DATASET CONTENT =>
=-=-=

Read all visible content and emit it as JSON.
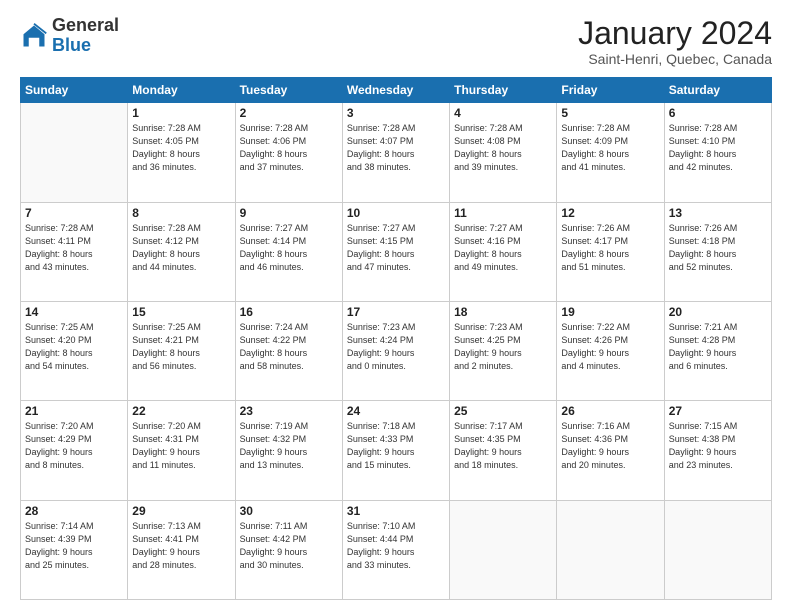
{
  "logo": {
    "general": "General",
    "blue": "Blue"
  },
  "header": {
    "month": "January 2024",
    "location": "Saint-Henri, Quebec, Canada"
  },
  "weekdays": [
    "Sunday",
    "Monday",
    "Tuesday",
    "Wednesday",
    "Thursday",
    "Friday",
    "Saturday"
  ],
  "weeks": [
    [
      {
        "day": "",
        "info": ""
      },
      {
        "day": "1",
        "info": "Sunrise: 7:28 AM\nSunset: 4:05 PM\nDaylight: 8 hours\nand 36 minutes."
      },
      {
        "day": "2",
        "info": "Sunrise: 7:28 AM\nSunset: 4:06 PM\nDaylight: 8 hours\nand 37 minutes."
      },
      {
        "day": "3",
        "info": "Sunrise: 7:28 AM\nSunset: 4:07 PM\nDaylight: 8 hours\nand 38 minutes."
      },
      {
        "day": "4",
        "info": "Sunrise: 7:28 AM\nSunset: 4:08 PM\nDaylight: 8 hours\nand 39 minutes."
      },
      {
        "day": "5",
        "info": "Sunrise: 7:28 AM\nSunset: 4:09 PM\nDaylight: 8 hours\nand 41 minutes."
      },
      {
        "day": "6",
        "info": "Sunrise: 7:28 AM\nSunset: 4:10 PM\nDaylight: 8 hours\nand 42 minutes."
      }
    ],
    [
      {
        "day": "7",
        "info": "Sunrise: 7:28 AM\nSunset: 4:11 PM\nDaylight: 8 hours\nand 43 minutes."
      },
      {
        "day": "8",
        "info": "Sunrise: 7:28 AM\nSunset: 4:12 PM\nDaylight: 8 hours\nand 44 minutes."
      },
      {
        "day": "9",
        "info": "Sunrise: 7:27 AM\nSunset: 4:14 PM\nDaylight: 8 hours\nand 46 minutes."
      },
      {
        "day": "10",
        "info": "Sunrise: 7:27 AM\nSunset: 4:15 PM\nDaylight: 8 hours\nand 47 minutes."
      },
      {
        "day": "11",
        "info": "Sunrise: 7:27 AM\nSunset: 4:16 PM\nDaylight: 8 hours\nand 49 minutes."
      },
      {
        "day": "12",
        "info": "Sunrise: 7:26 AM\nSunset: 4:17 PM\nDaylight: 8 hours\nand 51 minutes."
      },
      {
        "day": "13",
        "info": "Sunrise: 7:26 AM\nSunset: 4:18 PM\nDaylight: 8 hours\nand 52 minutes."
      }
    ],
    [
      {
        "day": "14",
        "info": "Sunrise: 7:25 AM\nSunset: 4:20 PM\nDaylight: 8 hours\nand 54 minutes."
      },
      {
        "day": "15",
        "info": "Sunrise: 7:25 AM\nSunset: 4:21 PM\nDaylight: 8 hours\nand 56 minutes."
      },
      {
        "day": "16",
        "info": "Sunrise: 7:24 AM\nSunset: 4:22 PM\nDaylight: 8 hours\nand 58 minutes."
      },
      {
        "day": "17",
        "info": "Sunrise: 7:23 AM\nSunset: 4:24 PM\nDaylight: 9 hours\nand 0 minutes."
      },
      {
        "day": "18",
        "info": "Sunrise: 7:23 AM\nSunset: 4:25 PM\nDaylight: 9 hours\nand 2 minutes."
      },
      {
        "day": "19",
        "info": "Sunrise: 7:22 AM\nSunset: 4:26 PM\nDaylight: 9 hours\nand 4 minutes."
      },
      {
        "day": "20",
        "info": "Sunrise: 7:21 AM\nSunset: 4:28 PM\nDaylight: 9 hours\nand 6 minutes."
      }
    ],
    [
      {
        "day": "21",
        "info": "Sunrise: 7:20 AM\nSunset: 4:29 PM\nDaylight: 9 hours\nand 8 minutes."
      },
      {
        "day": "22",
        "info": "Sunrise: 7:20 AM\nSunset: 4:31 PM\nDaylight: 9 hours\nand 11 minutes."
      },
      {
        "day": "23",
        "info": "Sunrise: 7:19 AM\nSunset: 4:32 PM\nDaylight: 9 hours\nand 13 minutes."
      },
      {
        "day": "24",
        "info": "Sunrise: 7:18 AM\nSunset: 4:33 PM\nDaylight: 9 hours\nand 15 minutes."
      },
      {
        "day": "25",
        "info": "Sunrise: 7:17 AM\nSunset: 4:35 PM\nDaylight: 9 hours\nand 18 minutes."
      },
      {
        "day": "26",
        "info": "Sunrise: 7:16 AM\nSunset: 4:36 PM\nDaylight: 9 hours\nand 20 minutes."
      },
      {
        "day": "27",
        "info": "Sunrise: 7:15 AM\nSunset: 4:38 PM\nDaylight: 9 hours\nand 23 minutes."
      }
    ],
    [
      {
        "day": "28",
        "info": "Sunrise: 7:14 AM\nSunset: 4:39 PM\nDaylight: 9 hours\nand 25 minutes."
      },
      {
        "day": "29",
        "info": "Sunrise: 7:13 AM\nSunset: 4:41 PM\nDaylight: 9 hours\nand 28 minutes."
      },
      {
        "day": "30",
        "info": "Sunrise: 7:11 AM\nSunset: 4:42 PM\nDaylight: 9 hours\nand 30 minutes."
      },
      {
        "day": "31",
        "info": "Sunrise: 7:10 AM\nSunset: 4:44 PM\nDaylight: 9 hours\nand 33 minutes."
      },
      {
        "day": "",
        "info": ""
      },
      {
        "day": "",
        "info": ""
      },
      {
        "day": "",
        "info": ""
      }
    ]
  ]
}
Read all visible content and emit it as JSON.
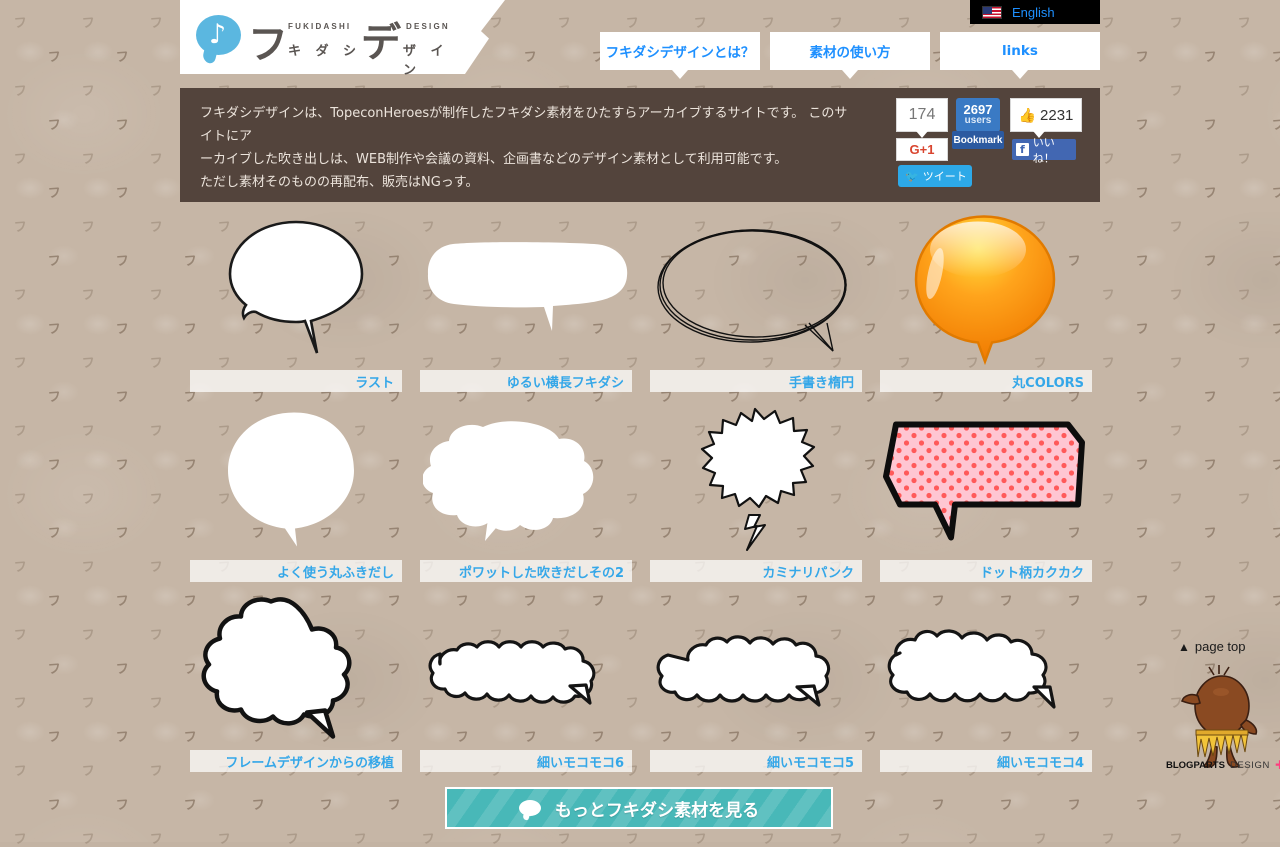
{
  "site": {
    "logo": {
      "mark_icon": "speech-bubble-music-note-icon",
      "big1": "フ",
      "big2": "デ",
      "kana1": "キ ダ シ",
      "kana2": "ザ イ ン",
      "tiny1": "FUKIDASHI",
      "tiny2": "DESIGN"
    },
    "language_switch": {
      "icon": "us-flag-icon",
      "label": "English"
    }
  },
  "nav": {
    "tabs": [
      {
        "label": "フキダシデザインとは？"
      },
      {
        "label": "素材の使い方"
      },
      {
        "label": "links"
      }
    ]
  },
  "description": {
    "lines": [
      "フキダシデザインは、TopeconHeroesが制作したフキダシ素材をひたすらアーカイブするサイトです。 このサイトにア",
      "ーカイブした吹き出しは、WEB制作や会議の資料、企画書などのデザイン素材として利用可能です。",
      "ただし素材そのものの再配布、販売はNGっす。"
    ]
  },
  "social": {
    "googleplus": {
      "count": "174",
      "button_label": "G+1",
      "icon": "google-plus-icon"
    },
    "hatena": {
      "count": "2697",
      "unit": "users",
      "button_label": "Bookmark"
    },
    "facebook": {
      "count": "2231",
      "thumb_icon": "thumbs-up-icon",
      "button_label": "いいね！",
      "icon": "facebook-f-icon"
    },
    "twitter": {
      "button_label": "ツイート",
      "icon": "twitter-bird-icon"
    }
  },
  "gallery": {
    "rows": [
      [
        {
          "label": "ラスト",
          "shape": "round-cloud-bubble"
        },
        {
          "label": "ゆるい横長フキダシ",
          "shape": "loose-wide-bubble"
        },
        {
          "label": "手書き楕円",
          "shape": "handdrawn-ellipse-bubble"
        },
        {
          "label": "丸COLORS",
          "shape": "glossy-orange-round-bubble"
        }
      ],
      [
        {
          "label": "よく使う丸ふきだし",
          "shape": "plain-round-bubble"
        },
        {
          "label": "ポワットした吹きだしその2",
          "shape": "puffy-bubble-2"
        },
        {
          "label": "カミナリパンク",
          "shape": "spiky-lightning-bubble"
        },
        {
          "label": "ドット柄カクカク",
          "shape": "pink-dotted-angular-bubble"
        }
      ],
      [
        {
          "label": "フレームデザインからの移植",
          "shape": "big-cloud-bubble"
        },
        {
          "label": "細いモコモコ6",
          "shape": "thin-fluffy-bubble-6"
        },
        {
          "label": "細いモコモコ5",
          "shape": "thin-fluffy-bubble-5"
        },
        {
          "label": "細いモコモコ4",
          "shape": "thin-fluffy-bubble-4"
        }
      ]
    ]
  },
  "more_button": {
    "label": "もっとフキダシ素材を見る",
    "icon": "speech-bubble-icon"
  },
  "footer": {
    "page_top": {
      "label": "page top",
      "icon": "arrow-up-icon"
    },
    "mascot": "blogparts-mascot",
    "brand_bold": "BLOGPARTS",
    "brand_light": "DESIGN",
    "brand_plus": "✚"
  },
  "colors": {
    "background": "#c6b6a6",
    "panel": "#53443c",
    "link_blue": "#35a7e8",
    "nav_blue": "#1e90ff",
    "teal_button": "#48b8b8",
    "orange_bubble": "#ff9f1a",
    "pink_bubble": "#ffc2cf"
  }
}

=-=-=

WHAT YOU SHOULD DO => Find each line in the records holding the string "speech" and show it.

TASK OUTPUT =>
      "mark_icon": "speech-bubble-music-note-icon",
    "icon": "speech-bubble-icon"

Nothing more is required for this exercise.